▶ Brief: Among the lines below, list those containing the string "screenshot".

▶ Data extract:
= = =

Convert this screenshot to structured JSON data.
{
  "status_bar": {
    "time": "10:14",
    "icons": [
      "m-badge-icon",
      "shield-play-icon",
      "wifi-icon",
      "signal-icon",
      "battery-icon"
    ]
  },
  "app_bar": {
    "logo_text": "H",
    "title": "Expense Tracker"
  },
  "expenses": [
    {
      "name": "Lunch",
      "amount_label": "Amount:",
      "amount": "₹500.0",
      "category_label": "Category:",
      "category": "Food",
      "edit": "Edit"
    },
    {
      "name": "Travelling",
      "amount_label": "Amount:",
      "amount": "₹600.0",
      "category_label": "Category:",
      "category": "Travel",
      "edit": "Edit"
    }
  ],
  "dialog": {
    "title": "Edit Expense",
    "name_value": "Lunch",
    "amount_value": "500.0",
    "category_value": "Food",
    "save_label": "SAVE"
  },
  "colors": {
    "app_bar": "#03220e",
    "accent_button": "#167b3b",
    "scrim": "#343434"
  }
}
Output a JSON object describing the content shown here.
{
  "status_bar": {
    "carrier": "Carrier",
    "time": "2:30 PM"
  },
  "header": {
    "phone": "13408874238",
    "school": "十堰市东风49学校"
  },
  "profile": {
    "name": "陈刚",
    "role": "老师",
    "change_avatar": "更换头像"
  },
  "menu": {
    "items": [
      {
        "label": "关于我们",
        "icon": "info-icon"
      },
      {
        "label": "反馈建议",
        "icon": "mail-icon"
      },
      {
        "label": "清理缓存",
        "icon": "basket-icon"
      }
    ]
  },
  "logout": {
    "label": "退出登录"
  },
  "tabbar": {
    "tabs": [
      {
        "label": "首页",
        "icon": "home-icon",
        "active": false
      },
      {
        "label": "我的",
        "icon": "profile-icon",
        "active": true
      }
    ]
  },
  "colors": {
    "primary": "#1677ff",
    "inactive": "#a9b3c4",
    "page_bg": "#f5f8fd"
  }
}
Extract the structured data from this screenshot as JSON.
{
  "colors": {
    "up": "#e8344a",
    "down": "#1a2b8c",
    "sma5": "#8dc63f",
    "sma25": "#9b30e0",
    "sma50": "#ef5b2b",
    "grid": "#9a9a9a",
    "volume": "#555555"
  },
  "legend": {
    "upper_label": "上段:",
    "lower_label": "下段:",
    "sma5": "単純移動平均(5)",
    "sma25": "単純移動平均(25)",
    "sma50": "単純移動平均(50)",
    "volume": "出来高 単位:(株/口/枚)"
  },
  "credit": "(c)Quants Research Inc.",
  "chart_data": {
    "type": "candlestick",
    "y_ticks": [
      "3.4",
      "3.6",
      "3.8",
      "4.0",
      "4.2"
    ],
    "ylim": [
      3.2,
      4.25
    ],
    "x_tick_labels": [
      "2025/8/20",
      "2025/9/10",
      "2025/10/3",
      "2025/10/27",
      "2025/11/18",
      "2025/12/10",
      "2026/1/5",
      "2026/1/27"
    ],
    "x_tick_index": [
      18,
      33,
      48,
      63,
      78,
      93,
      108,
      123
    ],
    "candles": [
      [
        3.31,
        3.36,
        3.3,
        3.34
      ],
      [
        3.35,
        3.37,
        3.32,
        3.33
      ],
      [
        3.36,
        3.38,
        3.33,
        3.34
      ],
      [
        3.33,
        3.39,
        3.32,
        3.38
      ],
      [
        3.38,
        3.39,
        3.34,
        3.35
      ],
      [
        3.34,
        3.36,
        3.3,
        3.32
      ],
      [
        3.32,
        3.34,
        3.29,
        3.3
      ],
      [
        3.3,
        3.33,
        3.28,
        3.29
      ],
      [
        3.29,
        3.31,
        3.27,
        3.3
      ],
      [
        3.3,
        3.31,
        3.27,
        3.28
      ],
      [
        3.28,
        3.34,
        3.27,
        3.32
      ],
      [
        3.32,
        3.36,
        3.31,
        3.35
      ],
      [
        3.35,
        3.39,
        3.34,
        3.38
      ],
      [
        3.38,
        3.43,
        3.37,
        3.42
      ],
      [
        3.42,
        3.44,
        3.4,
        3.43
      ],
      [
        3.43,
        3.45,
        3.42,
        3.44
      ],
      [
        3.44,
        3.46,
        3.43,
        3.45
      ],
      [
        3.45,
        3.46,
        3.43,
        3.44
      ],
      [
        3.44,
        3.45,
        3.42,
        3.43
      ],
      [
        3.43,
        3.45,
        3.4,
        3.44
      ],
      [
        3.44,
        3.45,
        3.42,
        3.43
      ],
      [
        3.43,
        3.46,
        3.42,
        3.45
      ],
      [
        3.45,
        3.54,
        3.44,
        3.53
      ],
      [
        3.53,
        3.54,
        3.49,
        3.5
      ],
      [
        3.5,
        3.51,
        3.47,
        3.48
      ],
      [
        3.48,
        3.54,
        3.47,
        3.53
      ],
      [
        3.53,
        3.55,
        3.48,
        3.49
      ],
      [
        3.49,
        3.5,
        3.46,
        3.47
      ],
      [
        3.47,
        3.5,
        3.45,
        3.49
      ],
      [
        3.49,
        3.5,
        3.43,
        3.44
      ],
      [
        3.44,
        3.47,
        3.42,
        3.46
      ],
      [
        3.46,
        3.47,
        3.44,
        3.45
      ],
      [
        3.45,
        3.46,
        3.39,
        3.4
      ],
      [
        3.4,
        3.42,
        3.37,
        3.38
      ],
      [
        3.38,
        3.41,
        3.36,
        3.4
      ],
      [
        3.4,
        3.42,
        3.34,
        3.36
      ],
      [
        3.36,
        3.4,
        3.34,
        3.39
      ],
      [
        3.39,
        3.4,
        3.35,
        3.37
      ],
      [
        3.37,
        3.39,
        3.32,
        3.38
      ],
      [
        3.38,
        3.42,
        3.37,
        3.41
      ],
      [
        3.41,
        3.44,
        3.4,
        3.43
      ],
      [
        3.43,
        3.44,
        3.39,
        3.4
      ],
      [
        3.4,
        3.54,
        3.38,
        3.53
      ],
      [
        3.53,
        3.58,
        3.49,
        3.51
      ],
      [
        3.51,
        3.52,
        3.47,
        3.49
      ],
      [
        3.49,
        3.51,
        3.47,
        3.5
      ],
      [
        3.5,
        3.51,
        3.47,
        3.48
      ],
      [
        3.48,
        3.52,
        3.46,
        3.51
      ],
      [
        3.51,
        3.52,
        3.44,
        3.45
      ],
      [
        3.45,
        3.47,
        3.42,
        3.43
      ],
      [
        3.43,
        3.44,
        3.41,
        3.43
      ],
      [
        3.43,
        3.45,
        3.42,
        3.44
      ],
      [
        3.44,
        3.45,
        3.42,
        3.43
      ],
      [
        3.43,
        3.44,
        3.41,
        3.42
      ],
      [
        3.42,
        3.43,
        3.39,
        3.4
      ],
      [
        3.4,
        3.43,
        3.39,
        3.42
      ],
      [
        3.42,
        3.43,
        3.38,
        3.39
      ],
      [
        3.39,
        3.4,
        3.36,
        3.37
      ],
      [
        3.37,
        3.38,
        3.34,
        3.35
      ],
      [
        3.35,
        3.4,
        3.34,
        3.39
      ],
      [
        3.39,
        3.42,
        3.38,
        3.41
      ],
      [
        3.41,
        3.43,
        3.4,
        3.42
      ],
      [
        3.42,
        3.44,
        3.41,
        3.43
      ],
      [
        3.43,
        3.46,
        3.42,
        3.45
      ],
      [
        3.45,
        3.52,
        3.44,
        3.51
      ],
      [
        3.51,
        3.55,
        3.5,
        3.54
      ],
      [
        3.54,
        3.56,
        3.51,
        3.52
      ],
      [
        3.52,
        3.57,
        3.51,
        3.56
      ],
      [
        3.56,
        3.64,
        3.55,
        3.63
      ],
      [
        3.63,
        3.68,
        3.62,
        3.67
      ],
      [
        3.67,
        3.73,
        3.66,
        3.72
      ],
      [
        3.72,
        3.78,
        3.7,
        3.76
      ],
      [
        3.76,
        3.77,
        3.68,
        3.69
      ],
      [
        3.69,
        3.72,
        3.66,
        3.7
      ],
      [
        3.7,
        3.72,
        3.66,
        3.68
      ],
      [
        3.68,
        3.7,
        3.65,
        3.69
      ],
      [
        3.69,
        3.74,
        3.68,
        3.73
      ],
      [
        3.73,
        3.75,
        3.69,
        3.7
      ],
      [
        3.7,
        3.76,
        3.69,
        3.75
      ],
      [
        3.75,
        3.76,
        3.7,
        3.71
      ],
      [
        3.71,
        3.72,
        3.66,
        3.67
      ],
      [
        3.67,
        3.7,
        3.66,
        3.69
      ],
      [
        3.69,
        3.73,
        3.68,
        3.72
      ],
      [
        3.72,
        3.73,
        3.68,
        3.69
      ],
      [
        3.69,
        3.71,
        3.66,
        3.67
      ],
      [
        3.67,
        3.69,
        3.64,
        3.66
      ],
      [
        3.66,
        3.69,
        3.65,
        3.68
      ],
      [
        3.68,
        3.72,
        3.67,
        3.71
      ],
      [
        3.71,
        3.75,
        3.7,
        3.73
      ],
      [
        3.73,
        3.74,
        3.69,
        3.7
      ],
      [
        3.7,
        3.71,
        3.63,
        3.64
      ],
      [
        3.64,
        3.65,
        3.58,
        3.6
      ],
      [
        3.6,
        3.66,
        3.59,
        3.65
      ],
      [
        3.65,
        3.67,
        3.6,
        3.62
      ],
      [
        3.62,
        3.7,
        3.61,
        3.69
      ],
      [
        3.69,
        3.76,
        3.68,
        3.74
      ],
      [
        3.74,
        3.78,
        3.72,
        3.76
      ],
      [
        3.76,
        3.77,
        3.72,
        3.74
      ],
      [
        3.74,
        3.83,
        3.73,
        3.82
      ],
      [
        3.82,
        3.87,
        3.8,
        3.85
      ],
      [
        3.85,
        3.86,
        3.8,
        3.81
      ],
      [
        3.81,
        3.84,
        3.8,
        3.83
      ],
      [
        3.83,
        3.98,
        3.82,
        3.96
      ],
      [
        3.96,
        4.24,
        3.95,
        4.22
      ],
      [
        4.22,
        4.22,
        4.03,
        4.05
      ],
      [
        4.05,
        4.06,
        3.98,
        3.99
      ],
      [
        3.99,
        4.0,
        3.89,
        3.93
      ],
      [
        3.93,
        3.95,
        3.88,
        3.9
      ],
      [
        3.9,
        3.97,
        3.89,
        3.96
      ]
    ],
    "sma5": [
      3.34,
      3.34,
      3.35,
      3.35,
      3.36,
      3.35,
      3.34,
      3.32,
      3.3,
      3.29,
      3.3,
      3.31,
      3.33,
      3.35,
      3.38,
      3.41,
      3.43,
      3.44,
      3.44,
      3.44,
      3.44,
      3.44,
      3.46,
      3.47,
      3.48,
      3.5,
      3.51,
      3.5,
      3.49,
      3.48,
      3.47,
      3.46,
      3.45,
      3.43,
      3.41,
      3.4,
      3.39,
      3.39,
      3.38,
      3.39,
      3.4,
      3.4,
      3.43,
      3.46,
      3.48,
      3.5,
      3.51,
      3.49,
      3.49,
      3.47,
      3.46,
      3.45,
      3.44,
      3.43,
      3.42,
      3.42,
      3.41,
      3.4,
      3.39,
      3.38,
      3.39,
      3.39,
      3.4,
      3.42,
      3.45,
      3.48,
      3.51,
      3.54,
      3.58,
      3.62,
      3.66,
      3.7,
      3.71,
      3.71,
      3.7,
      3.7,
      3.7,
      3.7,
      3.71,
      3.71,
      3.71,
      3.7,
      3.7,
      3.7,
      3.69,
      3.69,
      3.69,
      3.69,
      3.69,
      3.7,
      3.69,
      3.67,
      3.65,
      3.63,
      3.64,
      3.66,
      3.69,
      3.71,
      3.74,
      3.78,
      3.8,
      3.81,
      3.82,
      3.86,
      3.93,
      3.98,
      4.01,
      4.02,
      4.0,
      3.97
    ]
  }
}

= = =

▶ Solution for this problem:
Convert this screenshot to structured JSON data.
Extract the structured data from this screenshot as JSON.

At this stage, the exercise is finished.